=== The task ===
Repeat the records below exactly as they appear.

#### The input ####

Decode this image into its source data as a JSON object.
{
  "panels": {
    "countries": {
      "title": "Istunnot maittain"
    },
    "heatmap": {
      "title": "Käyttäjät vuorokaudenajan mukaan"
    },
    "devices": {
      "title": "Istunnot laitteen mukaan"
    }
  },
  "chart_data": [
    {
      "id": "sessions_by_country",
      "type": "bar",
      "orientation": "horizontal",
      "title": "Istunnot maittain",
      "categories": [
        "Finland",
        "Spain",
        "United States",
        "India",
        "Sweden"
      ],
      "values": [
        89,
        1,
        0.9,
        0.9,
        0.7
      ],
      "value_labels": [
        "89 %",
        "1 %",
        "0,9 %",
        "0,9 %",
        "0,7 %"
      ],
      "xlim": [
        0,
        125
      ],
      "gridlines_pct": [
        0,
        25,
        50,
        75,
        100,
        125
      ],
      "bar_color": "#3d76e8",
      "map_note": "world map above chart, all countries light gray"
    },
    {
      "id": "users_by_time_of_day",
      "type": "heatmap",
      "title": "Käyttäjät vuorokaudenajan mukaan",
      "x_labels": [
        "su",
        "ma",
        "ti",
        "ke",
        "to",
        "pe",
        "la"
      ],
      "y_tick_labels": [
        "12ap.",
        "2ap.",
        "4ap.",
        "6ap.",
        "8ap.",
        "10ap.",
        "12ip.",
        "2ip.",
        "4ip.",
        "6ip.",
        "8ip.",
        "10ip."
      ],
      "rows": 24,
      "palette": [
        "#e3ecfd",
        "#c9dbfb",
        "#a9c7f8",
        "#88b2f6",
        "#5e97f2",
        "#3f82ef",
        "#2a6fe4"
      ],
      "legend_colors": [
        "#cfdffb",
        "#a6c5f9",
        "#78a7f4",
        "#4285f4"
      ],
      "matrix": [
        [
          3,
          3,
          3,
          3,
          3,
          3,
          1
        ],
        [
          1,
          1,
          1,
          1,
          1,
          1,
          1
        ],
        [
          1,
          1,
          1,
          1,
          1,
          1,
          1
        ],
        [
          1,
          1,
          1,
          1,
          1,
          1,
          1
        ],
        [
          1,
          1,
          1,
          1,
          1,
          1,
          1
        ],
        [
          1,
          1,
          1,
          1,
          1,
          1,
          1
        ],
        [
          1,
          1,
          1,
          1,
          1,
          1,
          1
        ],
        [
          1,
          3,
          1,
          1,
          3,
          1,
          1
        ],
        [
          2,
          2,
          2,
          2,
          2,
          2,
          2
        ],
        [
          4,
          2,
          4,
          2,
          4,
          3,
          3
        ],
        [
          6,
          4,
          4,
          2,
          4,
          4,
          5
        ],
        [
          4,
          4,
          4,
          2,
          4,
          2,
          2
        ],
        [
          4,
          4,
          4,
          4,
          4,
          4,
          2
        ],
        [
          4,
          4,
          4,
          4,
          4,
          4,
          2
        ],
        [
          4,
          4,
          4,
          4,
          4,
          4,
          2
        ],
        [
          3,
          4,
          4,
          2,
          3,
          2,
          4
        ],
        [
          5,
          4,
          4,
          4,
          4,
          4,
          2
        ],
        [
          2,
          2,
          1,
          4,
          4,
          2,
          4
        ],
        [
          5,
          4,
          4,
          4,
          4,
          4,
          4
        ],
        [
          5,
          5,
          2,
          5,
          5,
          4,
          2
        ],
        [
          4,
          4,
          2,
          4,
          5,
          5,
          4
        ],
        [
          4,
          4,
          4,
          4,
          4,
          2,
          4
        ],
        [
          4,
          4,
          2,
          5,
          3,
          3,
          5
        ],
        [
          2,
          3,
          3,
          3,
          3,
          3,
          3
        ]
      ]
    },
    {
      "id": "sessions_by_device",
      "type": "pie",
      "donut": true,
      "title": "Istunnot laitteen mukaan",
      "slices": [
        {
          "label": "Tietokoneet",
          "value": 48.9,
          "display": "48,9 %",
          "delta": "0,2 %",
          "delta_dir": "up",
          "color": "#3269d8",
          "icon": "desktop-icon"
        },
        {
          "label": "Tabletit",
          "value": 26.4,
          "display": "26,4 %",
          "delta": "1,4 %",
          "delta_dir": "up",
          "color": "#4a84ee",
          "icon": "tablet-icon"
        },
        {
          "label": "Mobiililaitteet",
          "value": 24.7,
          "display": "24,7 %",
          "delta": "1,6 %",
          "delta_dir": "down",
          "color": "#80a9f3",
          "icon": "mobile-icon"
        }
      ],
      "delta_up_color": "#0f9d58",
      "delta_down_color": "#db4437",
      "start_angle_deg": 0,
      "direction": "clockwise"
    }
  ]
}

####

=== Answer to this exercise ===
Decode this image into its source data as a JSON object.
{
  "panels": {
    "countries": {
      "title": "Istunnot maittain"
    },
    "heatmap": {
      "title": "Käyttäjät vuorokaudenajan mukaan"
    },
    "devices": {
      "title": "Istunnot laitteen mukaan"
    }
  },
  "chart_data": [
    {
      "id": "sessions_by_country",
      "type": "bar",
      "orientation": "horizontal",
      "title": "Istunnot maittain",
      "categories": [
        "Finland",
        "Spain",
        "United States",
        "India",
        "Sweden"
      ],
      "values": [
        89,
        1,
        0.9,
        0.9,
        0.7
      ],
      "value_labels": [
        "89 %",
        "1 %",
        "0,9 %",
        "0,9 %",
        "0,7 %"
      ],
      "xlim": [
        0,
        125
      ],
      "gridlines_pct": [
        0,
        25,
        50,
        75,
        100,
        125
      ],
      "bar_color": "#3d76e8",
      "map_note": "world map above chart, all countries light gray"
    },
    {
      "id": "users_by_time_of_day",
      "type": "heatmap",
      "title": "Käyttäjät vuorokaudenajan mukaan",
      "x_labels": [
        "su",
        "ma",
        "ti",
        "ke",
        "to",
        "pe",
        "la"
      ],
      "y_tick_labels": [
        "12ap.",
        "2ap.",
        "4ap.",
        "6ap.",
        "8ap.",
        "10ap.",
        "12ip.",
        "2ip.",
        "4ip.",
        "6ip.",
        "8ip.",
        "10ip."
      ],
      "rows": 24,
      "palette": [
        "#e3ecfd",
        "#c9dbfb",
        "#a9c7f8",
        "#88b2f6",
        "#5e97f2",
        "#3f82ef",
        "#2a6fe4"
      ],
      "legend_colors": [
        "#cfdffb",
        "#a6c5f9",
        "#78a7f4",
        "#4285f4"
      ],
      "matrix": [
        [
          3,
          3,
          3,
          3,
          3,
          3,
          1
        ],
        [
          1,
          1,
          1,
          1,
          1,
          1,
          1
        ],
        [
          1,
          1,
          1,
          1,
          1,
          1,
          1
        ],
        [
          1,
          1,
          1,
          1,
          1,
          1,
          1
        ],
        [
          1,
          1,
          1,
          1,
          1,
          1,
          1
        ],
        [
          1,
          1,
          1,
          1,
          1,
          1,
          1
        ],
        [
          1,
          1,
          1,
          1,
          1,
          1,
          1
        ],
        [
          1,
          3,
          1,
          1,
          3,
          1,
          1
        ],
        [
          2,
          2,
          2,
          2,
          2,
          2,
          2
        ],
        [
          4,
          2,
          4,
          2,
          4,
          3,
          3
        ],
        [
          6,
          4,
          4,
          2,
          4,
          4,
          5
        ],
        [
          4,
          4,
          4,
          2,
          4,
          2,
          2
        ],
        [
          4,
          4,
          4,
          4,
          4,
          4,
          2
        ],
        [
          4,
          4,
          4,
          4,
          4,
          4,
          2
        ],
        [
          4,
          4,
          4,
          4,
          4,
          4,
          2
        ],
        [
          3,
          4,
          4,
          2,
          3,
          2,
          4
        ],
        [
          5,
          4,
          4,
          4,
          4,
          4,
          2
        ],
        [
          2,
          2,
          1,
          4,
          4,
          2,
          4
        ],
        [
          5,
          4,
          4,
          4,
          4,
          4,
          4
        ],
        [
          5,
          5,
          2,
          5,
          5,
          4,
          2
        ],
        [
          4,
          4,
          2,
          4,
          5,
          5,
          4
        ],
        [
          4,
          4,
          4,
          4,
          4,
          2,
          4
        ],
        [
          4,
          4,
          2,
          5,
          3,
          3,
          5
        ],
        [
          2,
          3,
          3,
          3,
          3,
          3,
          3
        ]
      ]
    },
    {
      "id": "sessions_by_device",
      "type": "pie",
      "donut": true,
      "title": "Istunnot laitteen mukaan",
      "slices": [
        {
          "label": "Tietokoneet",
          "value": 48.9,
          "display": "48,9 %",
          "delta": "0,2 %",
          "delta_dir": "up",
          "color": "#3269d8",
          "icon": "desktop-icon"
        },
        {
          "label": "Tabletit",
          "value": 26.4,
          "display": "26,4 %",
          "delta": "1,4 %",
          "delta_dir": "up",
          "color": "#4a84ee",
          "icon": "tablet-icon"
        },
        {
          "label": "Mobiililaitteet",
          "value": 24.7,
          "display": "24,7 %",
          "delta": "1,6 %",
          "delta_dir": "down",
          "color": "#80a9f3",
          "icon": "mobile-icon"
        }
      ],
      "delta_up_color": "#0f9d58",
      "delta_down_color": "#db4437",
      "start_angle_deg": 0,
      "direction": "clockwise"
    }
  ]
}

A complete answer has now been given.